» The problem:
List, in order, every addition that the procedure for compound 4a makes at -78 °C, with the quantities it gives.

» Text under study:
Typical Procedures1-(3-Bromophenyl)-2-(3-iodophenyl)-1-(phenylsulfon-yl)ethene (4a): To a THF solution (30 mL) of 3-bromo-phenylmethyl phenyl sulfone (2.00 g, 6.4 mmol) was added a THF solution of LiHMDS (1.0 M, 7.0 mL, 7.0 mmol) at -78 °C, and the mixture was stirred for 0.5 h. A THF solution (8 mL) of 3-iodobenzaldehyde (1.24 g, 5.3 mmol) was added at -78 °C, and the mixture was stirred for 1 h. Diethyl chlorophosphate (0.75 mL, 5.4 mmol) was added at -78 °C, and the mixture was stirred at r.t. for 1 h. A THF solution of LiHMDS (1.0 M, 5.4 mL, 5.4 mmol) was added at -78 °C, and the mixture was stirred at r.t. overnight. After usual workup with EtOAc-aq NH₄Cl, the organic layer was evaporated, and the residue was subjected to column chromatography on silica gel (10% EtOAc-hexane) to furnish 4a (2.24 g, 80%).Compound 4a: E/Z = 88:12 (the geometry of E- or Z-isomers was not determined, several signals overlapped in ¹³C NMR). ¹H NMR (500 MHz, CDCl₃): δ = 6.91 (t, J = 7.8 Hz, 1 H), 6.93-7.00, 7.03-7.12 (m, 2 H), 7.13-7.21, 7.32-7.37 (m, 2 H), 7.40-7.68 (m, 8 H), 7.85, 7.88 (s, 1 H). ¹³C NMR (125 MHz, CDCl₃): δ = 94.1 (93.5), 122.7 (122.1), 128.7, 128.9, 129.1, 129.3, 128.1, 128.5, 128.6, 130.1, 130.4, 129.5, 129.7, 132.5, 132.9, 133.3, 133.6, 134.5, 132.1, 132.7, 133.4, 135.3, 136.4, 138.1, 139.0, 139.6, 137.1, 137.3, 137.6, 139.9, 141.6, 141.7.

Recorded data
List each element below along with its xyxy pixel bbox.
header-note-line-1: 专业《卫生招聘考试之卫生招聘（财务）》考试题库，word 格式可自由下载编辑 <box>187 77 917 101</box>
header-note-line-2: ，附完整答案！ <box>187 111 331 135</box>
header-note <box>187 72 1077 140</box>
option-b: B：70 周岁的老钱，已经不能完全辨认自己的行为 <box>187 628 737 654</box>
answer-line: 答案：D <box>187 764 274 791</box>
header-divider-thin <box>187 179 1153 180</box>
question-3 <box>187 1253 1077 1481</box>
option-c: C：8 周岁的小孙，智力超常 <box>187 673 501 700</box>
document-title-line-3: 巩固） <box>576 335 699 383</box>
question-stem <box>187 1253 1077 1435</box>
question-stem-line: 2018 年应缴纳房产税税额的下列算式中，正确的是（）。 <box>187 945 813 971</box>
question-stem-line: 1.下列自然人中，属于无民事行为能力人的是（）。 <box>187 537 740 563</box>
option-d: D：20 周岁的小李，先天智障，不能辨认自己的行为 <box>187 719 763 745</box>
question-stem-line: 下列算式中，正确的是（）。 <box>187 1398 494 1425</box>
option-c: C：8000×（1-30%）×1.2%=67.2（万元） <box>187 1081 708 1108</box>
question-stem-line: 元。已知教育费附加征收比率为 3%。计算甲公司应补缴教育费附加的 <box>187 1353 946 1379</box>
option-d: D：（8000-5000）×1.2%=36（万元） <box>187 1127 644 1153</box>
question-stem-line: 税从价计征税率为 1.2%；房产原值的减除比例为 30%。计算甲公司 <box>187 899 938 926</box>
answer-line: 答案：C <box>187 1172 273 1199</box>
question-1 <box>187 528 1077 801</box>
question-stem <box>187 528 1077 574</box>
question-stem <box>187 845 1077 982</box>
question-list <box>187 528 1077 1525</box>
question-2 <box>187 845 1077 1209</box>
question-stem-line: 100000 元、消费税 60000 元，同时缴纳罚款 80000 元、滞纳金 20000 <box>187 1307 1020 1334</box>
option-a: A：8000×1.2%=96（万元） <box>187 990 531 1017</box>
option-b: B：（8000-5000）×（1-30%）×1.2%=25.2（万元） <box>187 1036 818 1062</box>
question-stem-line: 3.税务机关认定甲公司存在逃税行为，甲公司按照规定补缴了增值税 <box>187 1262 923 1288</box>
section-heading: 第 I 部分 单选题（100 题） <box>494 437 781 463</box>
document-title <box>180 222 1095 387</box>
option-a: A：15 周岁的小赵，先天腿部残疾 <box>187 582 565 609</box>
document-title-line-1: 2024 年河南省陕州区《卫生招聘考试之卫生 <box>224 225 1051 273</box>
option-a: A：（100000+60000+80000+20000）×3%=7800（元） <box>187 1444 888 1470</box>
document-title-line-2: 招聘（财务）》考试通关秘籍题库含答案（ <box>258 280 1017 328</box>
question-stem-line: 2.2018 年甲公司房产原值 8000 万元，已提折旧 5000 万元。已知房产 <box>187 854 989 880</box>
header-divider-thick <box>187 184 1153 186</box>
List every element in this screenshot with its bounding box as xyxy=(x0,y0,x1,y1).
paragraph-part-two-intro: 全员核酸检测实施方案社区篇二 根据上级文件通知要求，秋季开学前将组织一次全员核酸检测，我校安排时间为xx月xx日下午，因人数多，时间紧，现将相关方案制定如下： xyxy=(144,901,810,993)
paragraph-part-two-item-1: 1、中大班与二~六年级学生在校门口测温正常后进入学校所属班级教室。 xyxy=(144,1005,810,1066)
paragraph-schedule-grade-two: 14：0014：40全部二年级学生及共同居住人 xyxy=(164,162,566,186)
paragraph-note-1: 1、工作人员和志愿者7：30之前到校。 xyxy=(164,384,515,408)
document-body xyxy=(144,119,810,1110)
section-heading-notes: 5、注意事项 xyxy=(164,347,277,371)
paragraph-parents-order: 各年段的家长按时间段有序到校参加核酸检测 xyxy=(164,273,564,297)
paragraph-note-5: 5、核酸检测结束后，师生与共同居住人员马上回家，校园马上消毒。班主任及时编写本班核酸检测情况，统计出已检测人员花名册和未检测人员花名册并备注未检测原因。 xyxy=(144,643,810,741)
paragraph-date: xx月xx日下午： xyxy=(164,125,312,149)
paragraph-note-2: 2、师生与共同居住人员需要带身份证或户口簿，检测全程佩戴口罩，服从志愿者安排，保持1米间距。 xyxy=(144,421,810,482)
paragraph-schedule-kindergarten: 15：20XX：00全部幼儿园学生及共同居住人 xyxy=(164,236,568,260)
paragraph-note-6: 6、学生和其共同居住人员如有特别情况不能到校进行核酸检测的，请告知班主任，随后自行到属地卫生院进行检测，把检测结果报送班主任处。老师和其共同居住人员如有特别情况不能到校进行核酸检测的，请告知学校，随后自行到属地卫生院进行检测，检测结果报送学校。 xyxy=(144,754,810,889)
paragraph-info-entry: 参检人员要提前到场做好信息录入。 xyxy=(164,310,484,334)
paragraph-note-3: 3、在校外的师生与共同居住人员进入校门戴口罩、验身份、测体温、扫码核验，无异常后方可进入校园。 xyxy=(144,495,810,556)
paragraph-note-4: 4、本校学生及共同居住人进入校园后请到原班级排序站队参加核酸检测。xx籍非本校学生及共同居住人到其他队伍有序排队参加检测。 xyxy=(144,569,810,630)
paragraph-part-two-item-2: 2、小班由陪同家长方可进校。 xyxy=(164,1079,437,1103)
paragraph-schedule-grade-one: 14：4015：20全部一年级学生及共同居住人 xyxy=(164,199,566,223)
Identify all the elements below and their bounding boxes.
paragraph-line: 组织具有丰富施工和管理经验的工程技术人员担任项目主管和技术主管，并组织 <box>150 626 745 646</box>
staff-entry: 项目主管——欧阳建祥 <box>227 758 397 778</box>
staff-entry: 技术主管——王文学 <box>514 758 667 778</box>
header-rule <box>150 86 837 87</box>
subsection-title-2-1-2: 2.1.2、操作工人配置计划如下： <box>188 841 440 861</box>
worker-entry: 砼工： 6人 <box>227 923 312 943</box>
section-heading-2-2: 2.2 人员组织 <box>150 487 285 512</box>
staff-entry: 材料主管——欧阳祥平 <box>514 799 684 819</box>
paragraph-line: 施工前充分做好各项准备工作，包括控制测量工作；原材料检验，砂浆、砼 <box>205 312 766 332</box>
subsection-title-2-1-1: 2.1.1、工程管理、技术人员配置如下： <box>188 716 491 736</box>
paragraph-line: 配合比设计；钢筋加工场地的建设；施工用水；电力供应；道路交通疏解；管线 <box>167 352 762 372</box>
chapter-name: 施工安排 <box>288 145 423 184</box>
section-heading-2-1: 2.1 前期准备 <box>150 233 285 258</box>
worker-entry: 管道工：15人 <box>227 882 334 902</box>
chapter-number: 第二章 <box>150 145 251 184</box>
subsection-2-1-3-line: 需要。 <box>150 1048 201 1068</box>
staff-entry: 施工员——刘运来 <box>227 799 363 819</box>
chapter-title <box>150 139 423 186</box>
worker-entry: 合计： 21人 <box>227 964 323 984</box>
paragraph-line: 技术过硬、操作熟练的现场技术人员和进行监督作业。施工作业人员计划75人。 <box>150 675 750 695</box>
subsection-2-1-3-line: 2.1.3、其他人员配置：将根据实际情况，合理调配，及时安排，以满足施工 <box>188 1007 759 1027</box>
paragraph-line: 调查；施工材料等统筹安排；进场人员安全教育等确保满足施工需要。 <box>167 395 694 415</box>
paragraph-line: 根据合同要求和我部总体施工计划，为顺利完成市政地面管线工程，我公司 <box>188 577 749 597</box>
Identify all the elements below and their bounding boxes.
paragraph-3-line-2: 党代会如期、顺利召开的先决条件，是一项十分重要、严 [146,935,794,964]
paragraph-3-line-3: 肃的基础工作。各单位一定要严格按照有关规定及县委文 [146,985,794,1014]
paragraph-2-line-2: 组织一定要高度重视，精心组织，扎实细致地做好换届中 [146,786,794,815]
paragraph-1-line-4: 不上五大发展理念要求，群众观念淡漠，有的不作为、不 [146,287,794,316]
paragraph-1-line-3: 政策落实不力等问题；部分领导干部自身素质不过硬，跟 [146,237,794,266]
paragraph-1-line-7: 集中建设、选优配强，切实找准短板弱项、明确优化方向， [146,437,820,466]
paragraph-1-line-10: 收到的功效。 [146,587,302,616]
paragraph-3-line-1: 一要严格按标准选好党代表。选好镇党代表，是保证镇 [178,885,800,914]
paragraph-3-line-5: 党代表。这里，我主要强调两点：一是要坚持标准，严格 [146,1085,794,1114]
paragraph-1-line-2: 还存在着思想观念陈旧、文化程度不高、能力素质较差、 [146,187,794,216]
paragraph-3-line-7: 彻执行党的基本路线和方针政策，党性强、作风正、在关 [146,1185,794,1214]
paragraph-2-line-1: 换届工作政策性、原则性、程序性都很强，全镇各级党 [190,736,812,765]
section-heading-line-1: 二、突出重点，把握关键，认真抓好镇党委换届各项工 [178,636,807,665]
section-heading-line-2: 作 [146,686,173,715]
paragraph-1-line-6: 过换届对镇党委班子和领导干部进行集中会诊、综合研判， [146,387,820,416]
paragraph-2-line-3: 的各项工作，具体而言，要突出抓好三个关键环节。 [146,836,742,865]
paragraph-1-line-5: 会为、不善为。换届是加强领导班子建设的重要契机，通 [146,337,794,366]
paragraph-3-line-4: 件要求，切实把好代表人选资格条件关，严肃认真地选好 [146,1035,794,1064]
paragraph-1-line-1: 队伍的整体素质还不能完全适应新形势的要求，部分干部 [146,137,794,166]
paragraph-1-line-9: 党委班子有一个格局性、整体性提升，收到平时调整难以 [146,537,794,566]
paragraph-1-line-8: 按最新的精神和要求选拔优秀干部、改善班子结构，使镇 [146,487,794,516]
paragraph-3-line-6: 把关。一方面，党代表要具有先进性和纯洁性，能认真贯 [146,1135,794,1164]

» Response:
1. A THF solution of LiHMDS (1.0 M, 7.0 mL, 7.0 mmol)
2. A THF solution (8 mL) of 3-iodobenzaldehyde (1.24 g, 5.3 mmol)
3. Diethyl chlorophosphate (0.75 mL, 5.4 mmol)
4. A THF solution of LiHMDS (1.0 M, 5.4 mL, 5.4 mmol)